(Chart and figure data)
• • •

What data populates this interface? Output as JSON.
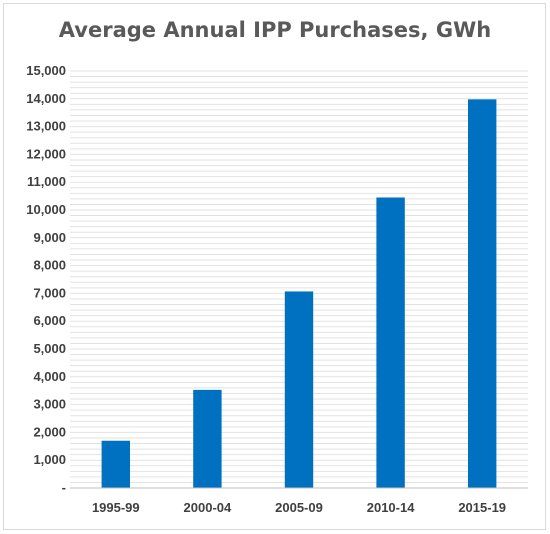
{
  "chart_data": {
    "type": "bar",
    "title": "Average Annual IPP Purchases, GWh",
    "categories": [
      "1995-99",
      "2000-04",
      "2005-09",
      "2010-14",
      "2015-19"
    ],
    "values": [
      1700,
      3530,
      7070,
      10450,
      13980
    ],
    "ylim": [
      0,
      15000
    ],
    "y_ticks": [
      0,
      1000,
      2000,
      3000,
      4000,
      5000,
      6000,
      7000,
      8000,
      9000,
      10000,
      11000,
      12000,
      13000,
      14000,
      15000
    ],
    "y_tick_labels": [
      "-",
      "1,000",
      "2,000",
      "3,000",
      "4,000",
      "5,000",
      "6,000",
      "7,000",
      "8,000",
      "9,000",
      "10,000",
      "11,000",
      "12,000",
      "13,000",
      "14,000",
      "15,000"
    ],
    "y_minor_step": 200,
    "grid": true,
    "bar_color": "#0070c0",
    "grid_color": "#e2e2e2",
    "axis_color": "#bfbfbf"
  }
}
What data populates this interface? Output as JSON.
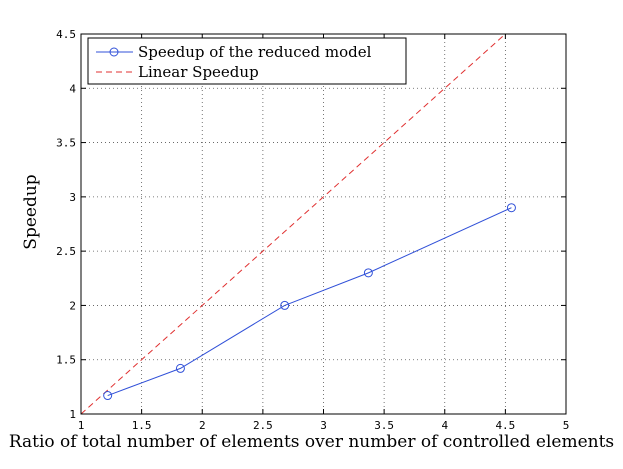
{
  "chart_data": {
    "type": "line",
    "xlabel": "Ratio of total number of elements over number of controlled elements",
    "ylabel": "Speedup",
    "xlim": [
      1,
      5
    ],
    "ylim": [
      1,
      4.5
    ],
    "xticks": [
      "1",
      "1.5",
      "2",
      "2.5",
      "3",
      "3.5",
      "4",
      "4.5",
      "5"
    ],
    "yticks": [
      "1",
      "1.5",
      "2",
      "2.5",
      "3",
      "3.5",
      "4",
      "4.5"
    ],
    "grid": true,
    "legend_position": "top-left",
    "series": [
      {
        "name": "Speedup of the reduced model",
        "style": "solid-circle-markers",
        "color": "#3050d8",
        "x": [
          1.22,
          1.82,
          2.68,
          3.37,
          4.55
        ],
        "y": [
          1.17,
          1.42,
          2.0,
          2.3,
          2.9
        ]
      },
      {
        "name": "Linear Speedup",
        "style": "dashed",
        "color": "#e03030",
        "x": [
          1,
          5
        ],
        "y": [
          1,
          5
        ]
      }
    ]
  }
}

• • •

Task description> All of the entries need to be transcribed word for word; pictures are left out.

Reply>
What data populates this interface? Output as JSON.
{
  "chart_data": {
    "type": "bar",
    "title": "Average Annual IPP Purchases, GWh",
    "categories": [
      "1995-99",
      "2000-04",
      "2005-09",
      "2010-14",
      "2015-19"
    ],
    "values": [
      1700,
      3530,
      7070,
      10450,
      13980
    ],
    "ylim": [
      0,
      15000
    ],
    "y_ticks": [
      0,
      1000,
      2000,
      3000,
      4000,
      5000,
      6000,
      7000,
      8000,
      9000,
      10000,
      11000,
      12000,
      13000,
      14000,
      15000
    ],
    "y_tick_labels": [
      "-",
      "1,000",
      "2,000",
      "3,000",
      "4,000",
      "5,000",
      "6,000",
      "7,000",
      "8,000",
      "9,000",
      "10,000",
      "11,000",
      "12,000",
      "13,000",
      "14,000",
      "15,000"
    ],
    "y_minor_step": 200,
    "grid": true,
    "bar_color": "#0070c0",
    "grid_color": "#e2e2e2",
    "axis_color": "#bfbfbf"
  }
}
What data populates this interface? Output as JSON.
{
  "chart_data": {
    "type": "line",
    "xlabel": "Ratio of total number of elements over number of controlled elements",
    "ylabel": "Speedup",
    "xlim": [
      1,
      5
    ],
    "ylim": [
      1,
      4.5
    ],
    "xticks": [
      "1",
      "1.5",
      "2",
      "2.5",
      "3",
      "3.5",
      "4",
      "4.5",
      "5"
    ],
    "yticks": [
      "1",
      "1.5",
      "2",
      "2.5",
      "3",
      "3.5",
      "4",
      "4.5"
    ],
    "grid": true,
    "legend_position": "top-left",
    "series": [
      {
        "name": "Speedup of the reduced model",
        "style": "solid-circle-markers",
        "color": "#3050d8",
        "x": [
          1.22,
          1.82,
          2.68,
          3.37,
          4.55
        ],
        "y": [
          1.17,
          1.42,
          2.0,
          2.3,
          2.9
        ]
      },
      {
        "name": "Linear Speedup",
        "style": "dashed",
        "color": "#e03030",
        "x": [
          1,
          5
        ],
        "y": [
          1,
          5
        ]
      }
    ]
  }
}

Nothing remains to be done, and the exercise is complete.